### [Written instruction]
Below is a set of records; restate each one word for word.

Lines of data

☆ ☆ ☆ ☆ ☆ ☆ ☆

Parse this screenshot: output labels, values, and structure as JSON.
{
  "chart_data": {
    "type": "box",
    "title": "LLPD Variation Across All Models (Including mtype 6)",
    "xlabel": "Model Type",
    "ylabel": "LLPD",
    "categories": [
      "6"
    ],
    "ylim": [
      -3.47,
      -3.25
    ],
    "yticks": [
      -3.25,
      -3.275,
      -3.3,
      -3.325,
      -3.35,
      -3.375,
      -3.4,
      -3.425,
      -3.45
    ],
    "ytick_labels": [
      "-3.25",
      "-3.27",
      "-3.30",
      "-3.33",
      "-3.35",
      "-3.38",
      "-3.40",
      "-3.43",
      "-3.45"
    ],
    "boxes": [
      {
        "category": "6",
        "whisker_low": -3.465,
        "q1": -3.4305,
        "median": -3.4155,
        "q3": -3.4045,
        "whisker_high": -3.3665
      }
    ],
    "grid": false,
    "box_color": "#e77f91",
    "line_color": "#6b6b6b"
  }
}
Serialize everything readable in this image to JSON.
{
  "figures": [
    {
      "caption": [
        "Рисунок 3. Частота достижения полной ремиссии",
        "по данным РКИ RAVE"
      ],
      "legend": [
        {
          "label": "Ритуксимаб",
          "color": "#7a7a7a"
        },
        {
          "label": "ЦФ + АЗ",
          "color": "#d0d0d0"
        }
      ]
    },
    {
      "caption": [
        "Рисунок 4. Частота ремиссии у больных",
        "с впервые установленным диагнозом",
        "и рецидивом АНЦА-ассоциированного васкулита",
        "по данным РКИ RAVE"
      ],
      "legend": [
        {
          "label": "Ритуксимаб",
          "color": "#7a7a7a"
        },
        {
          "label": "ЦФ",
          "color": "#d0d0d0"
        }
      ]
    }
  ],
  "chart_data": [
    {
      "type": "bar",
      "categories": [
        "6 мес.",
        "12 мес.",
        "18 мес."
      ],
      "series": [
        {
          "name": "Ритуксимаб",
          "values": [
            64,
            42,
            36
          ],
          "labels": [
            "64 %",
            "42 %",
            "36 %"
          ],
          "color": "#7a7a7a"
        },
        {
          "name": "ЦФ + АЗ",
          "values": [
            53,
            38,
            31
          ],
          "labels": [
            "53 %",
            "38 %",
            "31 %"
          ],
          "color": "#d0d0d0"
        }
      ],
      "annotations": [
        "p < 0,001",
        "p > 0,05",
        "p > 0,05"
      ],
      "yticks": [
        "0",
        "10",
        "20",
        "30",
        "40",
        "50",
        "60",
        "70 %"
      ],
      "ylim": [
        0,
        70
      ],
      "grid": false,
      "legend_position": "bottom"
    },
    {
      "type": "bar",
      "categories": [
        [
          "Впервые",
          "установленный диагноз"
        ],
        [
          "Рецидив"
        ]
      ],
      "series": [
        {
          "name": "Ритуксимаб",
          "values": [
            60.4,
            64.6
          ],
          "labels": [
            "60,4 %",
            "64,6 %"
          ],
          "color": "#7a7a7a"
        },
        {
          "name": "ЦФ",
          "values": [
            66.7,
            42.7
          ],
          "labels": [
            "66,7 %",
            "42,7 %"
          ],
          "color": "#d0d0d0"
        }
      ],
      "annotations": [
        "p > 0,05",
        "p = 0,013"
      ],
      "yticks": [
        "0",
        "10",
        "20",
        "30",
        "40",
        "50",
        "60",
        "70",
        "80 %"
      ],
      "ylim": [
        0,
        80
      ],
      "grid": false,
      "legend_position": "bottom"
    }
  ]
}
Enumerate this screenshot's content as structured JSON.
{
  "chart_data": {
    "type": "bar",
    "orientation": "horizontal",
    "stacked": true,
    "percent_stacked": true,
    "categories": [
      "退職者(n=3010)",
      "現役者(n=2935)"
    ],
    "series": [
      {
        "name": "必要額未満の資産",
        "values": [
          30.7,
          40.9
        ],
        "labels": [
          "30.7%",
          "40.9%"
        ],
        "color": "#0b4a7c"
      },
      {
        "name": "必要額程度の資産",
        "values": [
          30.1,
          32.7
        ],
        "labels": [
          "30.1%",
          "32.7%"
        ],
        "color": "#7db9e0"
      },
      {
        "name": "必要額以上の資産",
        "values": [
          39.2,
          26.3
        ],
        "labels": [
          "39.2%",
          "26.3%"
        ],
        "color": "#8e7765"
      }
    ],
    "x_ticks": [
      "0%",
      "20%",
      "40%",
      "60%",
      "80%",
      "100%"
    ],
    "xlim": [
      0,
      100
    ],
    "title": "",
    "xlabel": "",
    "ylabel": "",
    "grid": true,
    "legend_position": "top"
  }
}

☆ ☆ ☆ ☆ ☆ ☆ ☆

### [Output below]
Parse this screenshot: output labels, values, and structure as JSON.
{
  "chart_data": {
    "type": "box",
    "title": "LLPD Variation Across All Models (Including mtype 6)",
    "xlabel": "Model Type",
    "ylabel": "LLPD",
    "categories": [
      "6"
    ],
    "ylim": [
      -3.47,
      -3.25
    ],
    "yticks": [
      -3.25,
      -3.275,
      -3.3,
      -3.325,
      -3.35,
      -3.375,
      -3.4,
      -3.425,
      -3.45
    ],
    "ytick_labels": [
      "-3.25",
      "-3.27",
      "-3.30",
      "-3.33",
      "-3.35",
      "-3.38",
      "-3.40",
      "-3.43",
      "-3.45"
    ],
    "boxes": [
      {
        "category": "6",
        "whisker_low": -3.465,
        "q1": -3.4305,
        "median": -3.4155,
        "q3": -3.4045,
        "whisker_high": -3.3665
      }
    ],
    "grid": false,
    "box_color": "#e77f91",
    "line_color": "#6b6b6b"
  }
}
Serialize everything readable in this image to JSON.
{
  "figures": [
    {
      "caption": [
        "Рисунок 3. Частота достижения полной ремиссии",
        "по данным РКИ RAVE"
      ],
      "legend": [
        {
          "label": "Ритуксимаб",
          "color": "#7a7a7a"
        },
        {
          "label": "ЦФ + АЗ",
          "color": "#d0d0d0"
        }
      ]
    },
    {
      "caption": [
        "Рисунок 4. Частота ремиссии у больных",
        "с впервые установленным диагнозом",
        "и рецидивом АНЦА-ассоциированного васкулита",
        "по данным РКИ RAVE"
      ],
      "legend": [
        {
          "label": "Ритуксимаб",
          "color": "#7a7a7a"
        },
        {
          "label": "ЦФ",
          "color": "#d0d0d0"
        }
      ]
    }
  ],
  "chart_data": [
    {
      "type": "bar",
      "categories": [
        "6 мес.",
        "12 мес.",
        "18 мес."
      ],
      "series": [
        {
          "name": "Ритуксимаб",
          "values": [
            64,
            42,
            36
          ],
          "labels": [
            "64 %",
            "42 %",
            "36 %"
          ],
          "color": "#7a7a7a"
        },
        {
          "name": "ЦФ + АЗ",
          "values": [
            53,
            38,
            31
          ],
          "labels": [
            "53 %",
            "38 %",
            "31 %"
          ],
          "color": "#d0d0d0"
        }
      ],
      "annotations": [
        "p < 0,001",
        "p > 0,05",
        "p > 0,05"
      ],
      "yticks": [
        "0",
        "10",
        "20",
        "30",
        "40",
        "50",
        "60",
        "70 %"
      ],
      "ylim": [
        0,
        70
      ],
      "grid": false,
      "legend_position": "bottom"
    },
    {
      "type": "bar",
      "categories": [
        [
          "Впервые",
          "установленный диагноз"
        ],
        [
          "Рецидив"
        ]
      ],
      "series": [
        {
          "name": "Ритуксимаб",
          "values": [
            60.4,
            64.6
          ],
          "labels": [
            "60,4 %",
            "64,6 %"
          ],
          "color": "#7a7a7a"
        },
        {
          "name": "ЦФ",
          "values": [
            66.7,
            42.7
          ],
          "labels": [
            "66,7 %",
            "42,7 %"
          ],
          "color": "#d0d0d0"
        }
      ],
      "annotations": [
        "p > 0,05",
        "p = 0,013"
      ],
      "yticks": [
        "0",
        "10",
        "20",
        "30",
        "40",
        "50",
        "60",
        "70",
        "80 %"
      ],
      "ylim": [
        0,
        80
      ],
      "grid": false,
      "legend_position": "bottom"
    }
  ]
}
Enumerate this screenshot's content as structured JSON.
{
  "chart_data": {
    "type": "bar",
    "orientation": "horizontal",
    "stacked": true,
    "percent_stacked": true,
    "categories": [
      "退職者(n=3010)",
      "現役者(n=2935)"
    ],
    "series": [
      {
        "name": "必要額未満の資産",
        "values": [
          30.7,
          40.9
        ],
        "labels": [
          "30.7%",
          "40.9%"
        ],
        "color": "#0b4a7c"
      },
      {
        "name": "必要額程度の資産",
        "values": [
          30.1,
          32.7
        ],
        "labels": [
          "30.1%",
          "32.7%"
        ],
        "color": "#7db9e0"
      },
      {
        "name": "必要額以上の資産",
        "values": [
          39.2,
          26.3
        ],
        "labels": [
          "39.2%",
          "26.3%"
        ],
        "color": "#8e7765"
      }
    ],
    "x_ticks": [
      "0%",
      "20%",
      "40%",
      "60%",
      "80%",
      "100%"
    ],
    "xlim": [
      0,
      100
    ],
    "title": "",
    "xlabel": "",
    "ylabel": "",
    "grid": true,
    "legend_position": "top"
  }
}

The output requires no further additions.